[START]

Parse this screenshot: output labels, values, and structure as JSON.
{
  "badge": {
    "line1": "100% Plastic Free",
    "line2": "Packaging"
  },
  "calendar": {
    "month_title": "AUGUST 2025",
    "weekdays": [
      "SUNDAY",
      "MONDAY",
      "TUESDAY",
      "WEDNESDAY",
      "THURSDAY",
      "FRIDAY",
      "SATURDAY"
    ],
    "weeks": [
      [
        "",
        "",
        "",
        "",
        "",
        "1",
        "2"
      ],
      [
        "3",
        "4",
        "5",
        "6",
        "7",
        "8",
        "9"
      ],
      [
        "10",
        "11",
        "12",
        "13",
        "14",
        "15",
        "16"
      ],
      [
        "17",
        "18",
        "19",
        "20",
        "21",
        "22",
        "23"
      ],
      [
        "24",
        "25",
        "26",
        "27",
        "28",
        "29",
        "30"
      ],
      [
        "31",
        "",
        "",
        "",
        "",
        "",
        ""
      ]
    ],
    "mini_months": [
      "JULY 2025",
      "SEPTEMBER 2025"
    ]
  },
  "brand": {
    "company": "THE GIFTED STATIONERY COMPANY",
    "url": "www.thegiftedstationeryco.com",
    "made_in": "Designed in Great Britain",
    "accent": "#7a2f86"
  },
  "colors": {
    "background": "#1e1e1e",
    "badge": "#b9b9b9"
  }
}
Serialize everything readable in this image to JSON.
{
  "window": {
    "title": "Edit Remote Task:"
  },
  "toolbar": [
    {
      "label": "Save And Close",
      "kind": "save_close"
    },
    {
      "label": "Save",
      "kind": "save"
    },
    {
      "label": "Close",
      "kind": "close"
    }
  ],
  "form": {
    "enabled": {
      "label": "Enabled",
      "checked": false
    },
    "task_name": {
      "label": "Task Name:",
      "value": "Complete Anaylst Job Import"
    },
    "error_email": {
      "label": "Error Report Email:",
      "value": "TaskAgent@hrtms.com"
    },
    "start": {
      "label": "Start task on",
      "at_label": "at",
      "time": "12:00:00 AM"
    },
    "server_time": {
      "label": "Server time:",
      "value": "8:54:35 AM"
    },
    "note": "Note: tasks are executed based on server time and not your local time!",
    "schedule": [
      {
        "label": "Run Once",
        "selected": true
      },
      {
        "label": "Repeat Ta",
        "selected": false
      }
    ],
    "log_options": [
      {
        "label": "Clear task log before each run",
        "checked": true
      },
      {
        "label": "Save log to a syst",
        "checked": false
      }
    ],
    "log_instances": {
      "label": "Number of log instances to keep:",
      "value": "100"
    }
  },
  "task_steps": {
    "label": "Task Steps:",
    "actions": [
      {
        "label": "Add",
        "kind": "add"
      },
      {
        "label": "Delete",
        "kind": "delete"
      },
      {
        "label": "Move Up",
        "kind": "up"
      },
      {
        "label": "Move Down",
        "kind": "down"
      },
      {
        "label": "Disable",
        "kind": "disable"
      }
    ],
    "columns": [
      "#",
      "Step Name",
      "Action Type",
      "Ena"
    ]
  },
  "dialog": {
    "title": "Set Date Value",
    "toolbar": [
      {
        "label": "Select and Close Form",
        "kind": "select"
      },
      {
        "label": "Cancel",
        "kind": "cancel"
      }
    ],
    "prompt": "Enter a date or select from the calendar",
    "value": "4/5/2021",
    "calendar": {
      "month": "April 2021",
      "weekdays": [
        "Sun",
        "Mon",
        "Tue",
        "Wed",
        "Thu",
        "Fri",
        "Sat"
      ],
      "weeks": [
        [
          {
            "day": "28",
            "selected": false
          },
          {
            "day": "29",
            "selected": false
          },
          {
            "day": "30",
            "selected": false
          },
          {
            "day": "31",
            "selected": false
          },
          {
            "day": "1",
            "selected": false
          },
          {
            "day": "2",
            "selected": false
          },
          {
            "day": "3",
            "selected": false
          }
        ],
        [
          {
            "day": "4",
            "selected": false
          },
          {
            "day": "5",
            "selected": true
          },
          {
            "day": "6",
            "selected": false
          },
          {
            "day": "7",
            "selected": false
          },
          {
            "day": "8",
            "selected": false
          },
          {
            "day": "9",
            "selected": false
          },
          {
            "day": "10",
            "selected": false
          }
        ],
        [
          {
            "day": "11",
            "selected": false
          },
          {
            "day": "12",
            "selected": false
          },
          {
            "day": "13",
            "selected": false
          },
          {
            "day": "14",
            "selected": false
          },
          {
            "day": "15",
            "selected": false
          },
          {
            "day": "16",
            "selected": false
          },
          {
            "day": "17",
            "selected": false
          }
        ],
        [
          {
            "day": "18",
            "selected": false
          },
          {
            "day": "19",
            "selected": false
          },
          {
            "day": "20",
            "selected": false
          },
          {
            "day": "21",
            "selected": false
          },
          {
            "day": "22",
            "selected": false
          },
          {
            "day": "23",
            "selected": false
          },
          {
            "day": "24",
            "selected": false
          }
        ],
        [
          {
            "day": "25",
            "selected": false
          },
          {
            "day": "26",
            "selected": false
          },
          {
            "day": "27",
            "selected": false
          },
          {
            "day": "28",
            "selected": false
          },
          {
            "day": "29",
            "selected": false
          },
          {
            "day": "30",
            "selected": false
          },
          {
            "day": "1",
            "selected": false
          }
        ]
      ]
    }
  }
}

[END]

The records above should be restated word for word, please.

> **CORRECT RESULT**:
Parse this screenshot: output labels, values, and structure as JSON.
{
  "badge": {
    "line1": "100% Plastic Free",
    "line2": "Packaging"
  },
  "calendar": {
    "month_title": "AUGUST 2025",
    "weekdays": [
      "SUNDAY",
      "MONDAY",
      "TUESDAY",
      "WEDNESDAY",
      "THURSDAY",
      "FRIDAY",
      "SATURDAY"
    ],
    "weeks": [
      [
        "",
        "",
        "",
        "",
        "",
        "1",
        "2"
      ],
      [
        "3",
        "4",
        "5",
        "6",
        "7",
        "8",
        "9"
      ],
      [
        "10",
        "11",
        "12",
        "13",
        "14",
        "15",
        "16"
      ],
      [
        "17",
        "18",
        "19",
        "20",
        "21",
        "22",
        "23"
      ],
      [
        "24",
        "25",
        "26",
        "27",
        "28",
        "29",
        "30"
      ],
      [
        "31",
        "",
        "",
        "",
        "",
        "",
        ""
      ]
    ],
    "mini_months": [
      "JULY 2025",
      "SEPTEMBER 2025"
    ]
  },
  "brand": {
    "company": "THE GIFTED STATIONERY COMPANY",
    "url": "www.thegiftedstationeryco.com",
    "made_in": "Designed in Great Britain",
    "accent": "#7a2f86"
  },
  "colors": {
    "background": "#1e1e1e",
    "badge": "#b9b9b9"
  }
}
Serialize everything readable in this image to JSON.
{
  "window": {
    "title": "Edit Remote Task:"
  },
  "toolbar": [
    {
      "label": "Save And Close",
      "kind": "save_close"
    },
    {
      "label": "Save",
      "kind": "save"
    },
    {
      "label": "Close",
      "kind": "close"
    }
  ],
  "form": {
    "enabled": {
      "label": "Enabled",
      "checked": false
    },
    "task_name": {
      "label": "Task Name:",
      "value": "Complete Anaylst Job Import"
    },
    "error_email": {
      "label": "Error Report Email:",
      "value": "TaskAgent@hrtms.com"
    },
    "start": {
      "label": "Start task on",
      "at_label": "at",
      "time": "12:00:00 AM"
    },
    "server_time": {
      "label": "Server time:",
      "value": "8:54:35 AM"
    },
    "note": "Note: tasks are executed based on server time and not your local time!",
    "schedule": [
      {
        "label": "Run Once",
        "selected": true
      },
      {
        "label": "Repeat Ta",
        "selected": false
      }
    ],
    "log_options": [
      {
        "label": "Clear task log before each run",
        "checked": true
      },
      {
        "label": "Save log to a syst",
        "checked": false
      }
    ],
    "log_instances": {
      "label": "Number of log instances to keep:",
      "value": "100"
    }
  },
  "task_steps": {
    "label": "Task Steps:",
    "actions": [
      {
        "label": "Add",
        "kind": "add"
      },
      {
        "label": "Delete",
        "kind": "delete"
      },
      {
        "label": "Move Up",
        "kind": "up"
      },
      {
        "label": "Move Down",
        "kind": "down"
      },
      {
        "label": "Disable",
        "kind": "disable"
      }
    ],
    "columns": [
      "#",
      "Step Name",
      "Action Type",
      "Ena"
    ]
  },
  "dialog": {
    "title": "Set Date Value",
    "toolbar": [
      {
        "label": "Select and Close Form",
        "kind": "select"
      },
      {
        "label": "Cancel",
        "kind": "cancel"
      }
    ],
    "prompt": "Enter a date or select from the calendar",
    "value": "4/5/2021",
    "calendar": {
      "month": "April 2021",
      "weekdays": [
        "Sun",
        "Mon",
        "Tue",
        "Wed",
        "Thu",
        "Fri",
        "Sat"
      ],
      "weeks": [
        [
          {
            "day": "28",
            "selected": false
          },
          {
            "day": "29",
            "selected": false
          },
          {
            "day": "30",
            "selected": false
          },
          {
            "day": "31",
            "selected": false
          },
          {
            "day": "1",
            "selected": false
          },
          {
            "day": "2",
            "selected": false
          },
          {
            "day": "3",
            "selected": false
          }
        ],
        [
          {
            "day": "4",
            "selected": false
          },
          {
            "day": "5",
            "selected": true
          },
          {
            "day": "6",
            "selected": false
          },
          {
            "day": "7",
            "selected": false
          },
          {
            "day": "8",
            "selected": false
          },
          {
            "day": "9",
            "selected": false
          },
          {
            "day": "10",
            "selected": false
          }
        ],
        [
          {
            "day": "11",
            "selected": false
          },
          {
            "day": "12",
            "selected": false
          },
          {
            "day": "13",
            "selected": false
          },
          {
            "day": "14",
            "selected": false
          },
          {
            "day": "15",
            "selected": false
          },
          {
            "day": "16",
            "selected": false
          },
          {
            "day": "17",
            "selected": false
          }
        ],
        [
          {
            "day": "18",
            "selected": false
          },
          {
            "day": "19",
            "selected": false
          },
          {
            "day": "20",
            "selected": false
          },
          {
            "day": "21",
            "selected": false
          },
          {
            "day": "22",
            "selected": false
          },
          {
            "day": "23",
            "selected": false
          },
          {
            "day": "24",
            "selected": false
          }
        ],
        [
          {
            "day": "25",
            "selected": false
          },
          {
            "day": "26",
            "selected": false
          },
          {
            "day": "27",
            "selected": false
          },
          {
            "day": "28",
            "selected": false
          },
          {
            "day": "29",
            "selected": false
          },
          {
            "day": "30",
            "selected": false
          },
          {
            "day": "1",
            "selected": false
          }
        ]
      ]
    }
  }
}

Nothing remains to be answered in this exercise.